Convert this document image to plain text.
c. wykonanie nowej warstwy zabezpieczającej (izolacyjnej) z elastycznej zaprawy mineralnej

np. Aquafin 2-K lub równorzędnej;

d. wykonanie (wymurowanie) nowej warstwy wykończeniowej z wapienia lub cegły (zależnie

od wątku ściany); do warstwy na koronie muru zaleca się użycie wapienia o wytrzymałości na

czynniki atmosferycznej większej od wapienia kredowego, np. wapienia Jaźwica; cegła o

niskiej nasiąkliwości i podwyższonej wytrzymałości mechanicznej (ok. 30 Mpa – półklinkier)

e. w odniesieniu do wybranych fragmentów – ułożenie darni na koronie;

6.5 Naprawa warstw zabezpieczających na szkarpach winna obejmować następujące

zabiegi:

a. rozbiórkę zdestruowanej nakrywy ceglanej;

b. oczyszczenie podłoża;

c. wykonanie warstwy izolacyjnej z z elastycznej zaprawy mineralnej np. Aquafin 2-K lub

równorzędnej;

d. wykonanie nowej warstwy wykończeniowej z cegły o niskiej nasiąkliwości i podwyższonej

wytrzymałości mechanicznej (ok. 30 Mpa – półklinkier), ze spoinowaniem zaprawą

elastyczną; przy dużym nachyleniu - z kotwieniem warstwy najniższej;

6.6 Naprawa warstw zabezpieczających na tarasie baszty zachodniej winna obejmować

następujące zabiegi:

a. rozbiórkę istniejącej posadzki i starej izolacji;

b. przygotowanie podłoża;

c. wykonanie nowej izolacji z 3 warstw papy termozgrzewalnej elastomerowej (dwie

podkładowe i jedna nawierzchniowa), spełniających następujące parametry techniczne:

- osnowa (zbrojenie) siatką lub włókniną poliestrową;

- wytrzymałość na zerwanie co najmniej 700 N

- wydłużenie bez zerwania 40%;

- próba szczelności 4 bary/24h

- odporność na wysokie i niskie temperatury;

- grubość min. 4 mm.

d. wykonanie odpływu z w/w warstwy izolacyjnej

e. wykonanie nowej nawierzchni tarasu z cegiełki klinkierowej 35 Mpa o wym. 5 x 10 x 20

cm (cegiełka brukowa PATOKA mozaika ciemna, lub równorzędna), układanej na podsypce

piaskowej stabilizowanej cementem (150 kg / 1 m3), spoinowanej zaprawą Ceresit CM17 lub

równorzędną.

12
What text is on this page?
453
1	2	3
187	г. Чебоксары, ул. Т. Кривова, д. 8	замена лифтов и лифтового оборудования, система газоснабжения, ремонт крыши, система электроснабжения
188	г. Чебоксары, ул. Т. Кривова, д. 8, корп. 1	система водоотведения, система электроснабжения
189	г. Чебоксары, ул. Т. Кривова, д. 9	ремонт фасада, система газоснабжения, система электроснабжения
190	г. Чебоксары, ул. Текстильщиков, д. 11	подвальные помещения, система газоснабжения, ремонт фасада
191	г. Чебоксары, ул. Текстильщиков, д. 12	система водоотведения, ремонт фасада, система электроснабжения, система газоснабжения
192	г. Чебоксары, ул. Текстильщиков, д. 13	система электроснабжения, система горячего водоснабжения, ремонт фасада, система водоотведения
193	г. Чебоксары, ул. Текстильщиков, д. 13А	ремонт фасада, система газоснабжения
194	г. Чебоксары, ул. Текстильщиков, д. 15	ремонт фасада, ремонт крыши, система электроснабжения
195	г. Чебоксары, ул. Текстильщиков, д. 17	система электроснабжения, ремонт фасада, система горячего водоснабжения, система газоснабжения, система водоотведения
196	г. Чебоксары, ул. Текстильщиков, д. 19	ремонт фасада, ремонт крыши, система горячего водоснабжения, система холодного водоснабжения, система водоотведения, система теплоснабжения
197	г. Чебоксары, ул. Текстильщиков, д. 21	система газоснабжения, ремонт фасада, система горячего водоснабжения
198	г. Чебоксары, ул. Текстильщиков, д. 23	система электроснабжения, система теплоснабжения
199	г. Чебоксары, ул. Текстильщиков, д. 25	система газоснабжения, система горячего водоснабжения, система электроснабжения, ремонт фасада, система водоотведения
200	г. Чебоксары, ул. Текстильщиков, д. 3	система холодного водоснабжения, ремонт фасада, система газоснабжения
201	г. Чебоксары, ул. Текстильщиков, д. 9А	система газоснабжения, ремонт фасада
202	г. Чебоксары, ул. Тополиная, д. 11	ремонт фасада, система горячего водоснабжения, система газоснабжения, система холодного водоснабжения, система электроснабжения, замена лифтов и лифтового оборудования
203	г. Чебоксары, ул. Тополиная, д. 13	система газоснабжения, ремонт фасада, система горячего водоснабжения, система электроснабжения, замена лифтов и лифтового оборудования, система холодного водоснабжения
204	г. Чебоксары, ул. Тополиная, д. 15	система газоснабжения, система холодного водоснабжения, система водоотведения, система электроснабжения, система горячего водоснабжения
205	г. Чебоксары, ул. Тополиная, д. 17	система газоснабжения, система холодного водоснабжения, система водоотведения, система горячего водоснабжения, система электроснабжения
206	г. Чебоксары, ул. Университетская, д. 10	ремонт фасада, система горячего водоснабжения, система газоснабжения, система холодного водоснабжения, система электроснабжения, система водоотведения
===
- **JOB**: Nothing in the data may differ; print all of it exactly as written.

- **RESULT OF THIS TASK**:
Convert this document image to plain text.
c. wykonanie nowej warstwy zabezpieczającej (izolacyjnej) z elastycznej zaprawy mineralnej

np. Aquafin 2-K lub równorzędnej;

d. wykonanie (wymurowanie) nowej warstwy wykończeniowej z wapienia lub cegły (zależnie

od wątku ściany); do warstwy na koronie muru zaleca się użycie wapienia o wytrzymałości na

czynniki atmosferycznej większej od wapienia kredowego, np. wapienia Jaźwica; cegła o

niskiej nasiąkliwości i podwyższonej wytrzymałości mechanicznej (ok. 30 Mpa – półklinkier)

e. w odniesieniu do wybranych fragmentów – ułożenie darni na koronie;

6.5 Naprawa warstw zabezpieczających na szkarpach winna obejmować następujące

zabiegi:

a. rozbiórkę zdestruowanej nakrywy ceglanej;

b. oczyszczenie podłoża;

c. wykonanie warstwy izolacyjnej z z elastycznej zaprawy mineralnej np. Aquafin 2-K lub

równorzędnej;

d. wykonanie nowej warstwy wykończeniowej z cegły o niskiej nasiąkliwości i podwyższonej

wytrzymałości mechanicznej (ok. 30 Mpa – półklinkier), ze spoinowaniem zaprawą

elastyczną; przy dużym nachyleniu - z kotwieniem warstwy najniższej;

6.6 Naprawa warstw zabezpieczających na tarasie baszty zachodniej winna obejmować

następujące zabiegi:

a. rozbiórkę istniejącej posadzki i starej izolacji;

b. przygotowanie podłoża;

c. wykonanie nowej izolacji z 3 warstw papy termozgrzewalnej elastomerowej (dwie

podkładowe i jedna nawierzchniowa), spełniających następujące parametry techniczne:

- osnowa (zbrojenie) siatką lub włókniną poliestrową;

- wytrzymałość na zerwanie co najmniej 700 N

- wydłużenie bez zerwania 40%;

- próba szczelności 4 bary/24h

- odporność na wysokie i niskie temperatury;

- grubość min. 4 mm.

d. wykonanie odpływu z w/w warstwy izolacyjnej

e. wykonanie nowej nawierzchni tarasu z cegiełki klinkierowej 35 Mpa o wym. 5 x 10 x 20

cm (cegiełka brukowa PATOKA mozaika ciemna, lub równorzędna), układanej na podsypce

piaskowej stabilizowanej cementem (150 kg / 1 m3), spoinowanej zaprawą Ceresit CM17 lub

równorzędną.

12
What text is on this page?
453
1	2	3
187	г. Чебоксары, ул. Т. Кривова, д. 8	замена лифтов и лифтового оборудования, система газоснабжения, ремонт крыши, система электроснабжения
188	г. Чебоксары, ул. Т. Кривова, д. 8, корп. 1	система водоотведения, система электроснабжения
189	г. Чебоксары, ул. Т. Кривова, д. 9	ремонт фасада, система газоснабжения, система электроснабжения
190	г. Чебоксары, ул. Текстильщиков, д. 11	подвальные помещения, система газоснабжения, ремонт фасада
191	г. Чебоксары, ул. Текстильщиков, д. 12	система водоотведения, ремонт фасада, система электроснабжения, система газоснабжения
192	г. Чебоксары, ул. Текстильщиков, д. 13	система электроснабжения, система горячего водоснабжения, ремонт фасада, система водоотведения
193	г. Чебоксары, ул. Текстильщиков, д. 13А	ремонт фасада, система газоснабжения
194	г. Чебоксары, ул. Текстильщиков, д. 15	ремонт фасада, ремонт крыши, система электроснабжения
195	г. Чебоксары, ул. Текстильщиков, д. 17	система электроснабжения, ремонт фасада, система горячего водоснабжения, система газоснабжения, система водоотведения
196	г. Чебоксары, ул. Текстильщиков, д. 19	ремонт фасада, ремонт крыши, система горячего водоснабжения, система холодного водоснабжения, система водоотведения, система теплоснабжения
197	г. Чебоксары, ул. Текстильщиков, д. 21	система газоснабжения, ремонт фасада, система горячего водоснабжения
198	г. Чебоксары, ул. Текстильщиков, д. 23	система электроснабжения, система теплоснабжения
199	г. Чебоксары, ул. Текстильщиков, д. 25	система газоснабжения, система горячего водоснабжения, система электроснабжения, ремонт фасада, система водоотведения
200	г. Чебоксары, ул. Текстильщиков, д. 3	система холодного водоснабжения, ремонт фасада, система газоснабжения
201	г. Чебоксары, ул. Текстильщиков, д. 9А	система газоснабжения, ремонт фасада
202	г. Чебоксары, ул. Тополиная, д. 11	ремонт фасада, система горячего водоснабжения, система газоснабжения, система холодного водоснабжения, система электроснабжения, замена лифтов и лифтового оборудования
203	г. Чебоксары, ул. Тополиная, д. 13	система газоснабжения, ремонт фасада, система горячего водоснабжения, система электроснабжения, замена лифтов и лифтового оборудования, система холодного водоснабжения
204	г. Чебоксары, ул. Тополиная, д. 15	система газоснабжения, система холодного водоснабжения, система водоотведения, система электроснабжения, система горячего водоснабжения
205	г. Чебоксары, ул. Тополиная, д. 17	система газоснабжения, система холодного водоснабжения, система водоотведения, система горячего водоснабжения, система электроснабжения
206	г. Чебоксары, ул. Университетская, д. 10	ремонт фасада, система горячего водоснабжения, система газоснабжения, система холодного водоснабжения, система электроснабжения, система водоотведения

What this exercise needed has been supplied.